SET EXERCISE: Carry none of the pictures over; set down the material below exactly.
[begin THE RECORDS]
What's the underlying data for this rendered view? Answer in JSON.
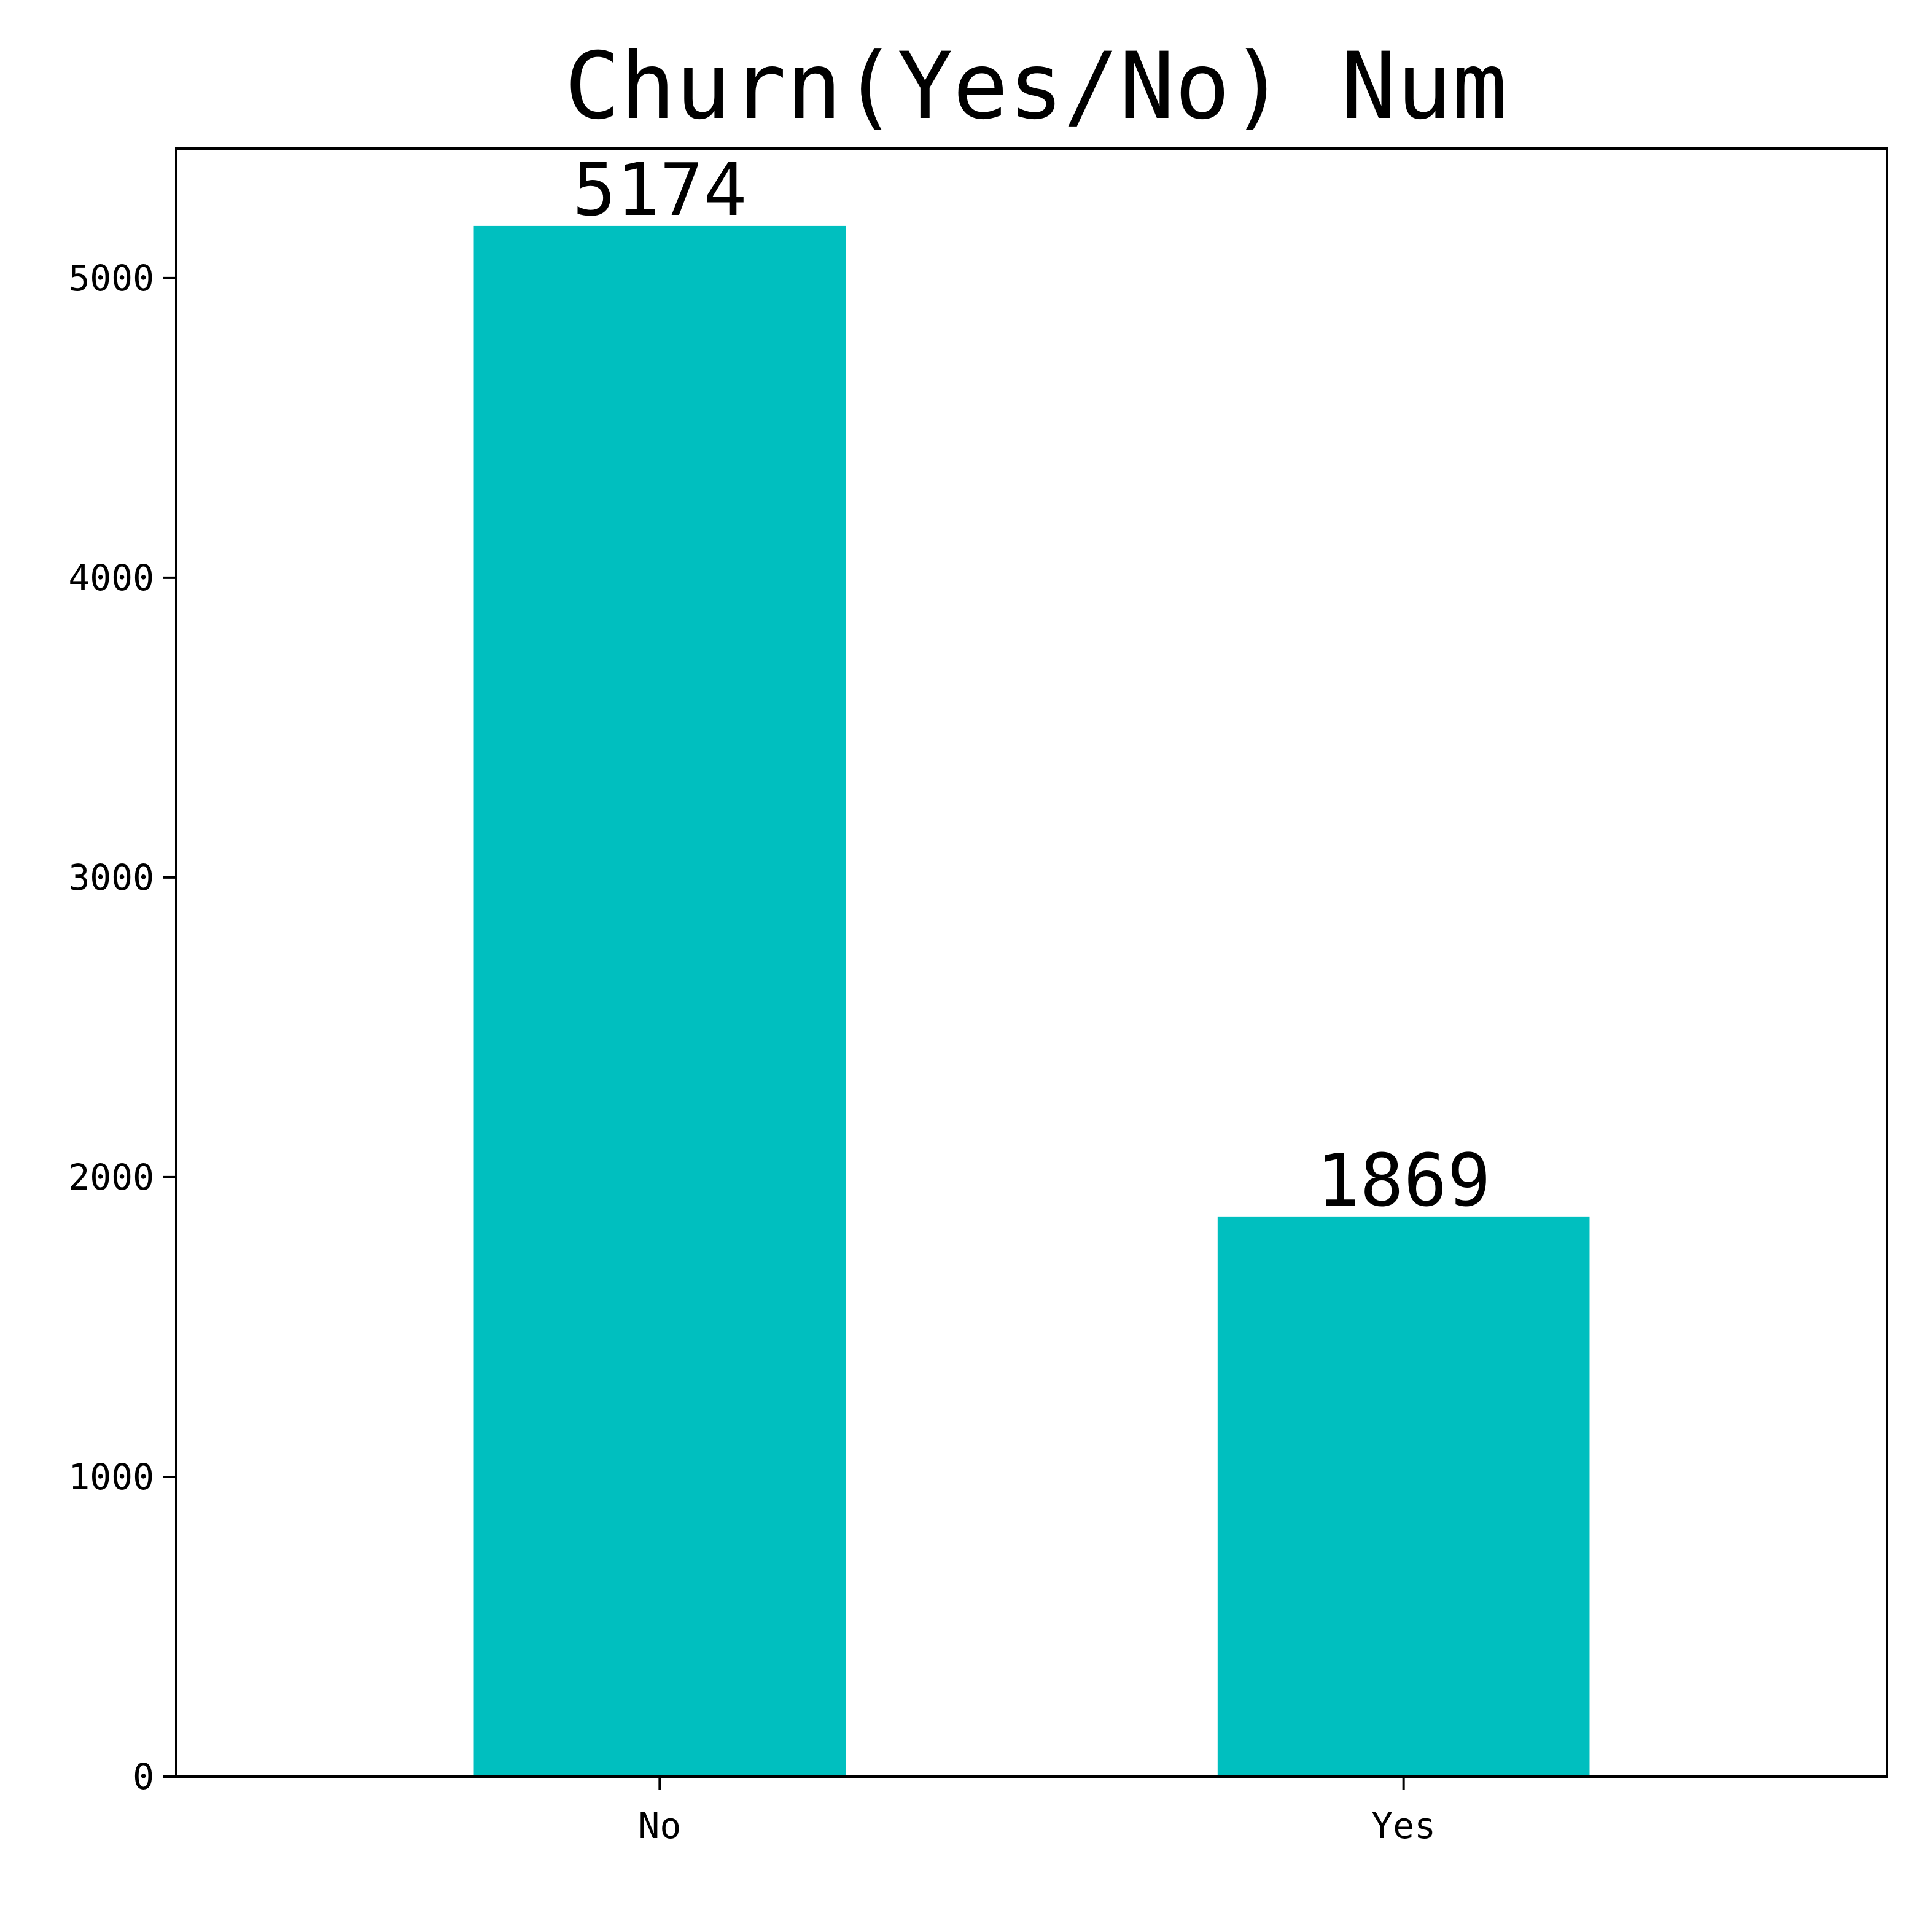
{
  "chart_data": {
    "type": "bar",
    "title": "Churn(Yes/No) Num",
    "xlabel": "",
    "ylabel": "",
    "categories": [
      "No",
      "Yes"
    ],
    "values": [
      5174,
      1869
    ],
    "value_labels": [
      "5174",
      "1869"
    ],
    "ylim": [
      0,
      5432
    ],
    "yticks": [
      0,
      1000,
      2000,
      3000,
      4000,
      5000
    ],
    "ytick_labels": [
      "0",
      "1000",
      "2000",
      "3000",
      "4000",
      "5000"
    ],
    "bar_color": "#00bfbf",
    "grid": false,
    "legend": "none"
  }
}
[end THE RECORDS]
REPLY TO THE TASK:
What's the underlying data for this rendered view? Answer in JSON.
{
  "chart_data": {
    "type": "bar",
    "title": "Churn(Yes/No) Num",
    "xlabel": "",
    "ylabel": "",
    "categories": [
      "No",
      "Yes"
    ],
    "values": [
      5174,
      1869
    ],
    "value_labels": [
      "5174",
      "1869"
    ],
    "ylim": [
      0,
      5432
    ],
    "yticks": [
      0,
      1000,
      2000,
      3000,
      4000,
      5000
    ],
    "ytick_labels": [
      "0",
      "1000",
      "2000",
      "3000",
      "4000",
      "5000"
    ],
    "bar_color": "#00bfbf",
    "grid": false,
    "legend": "none"
  }
}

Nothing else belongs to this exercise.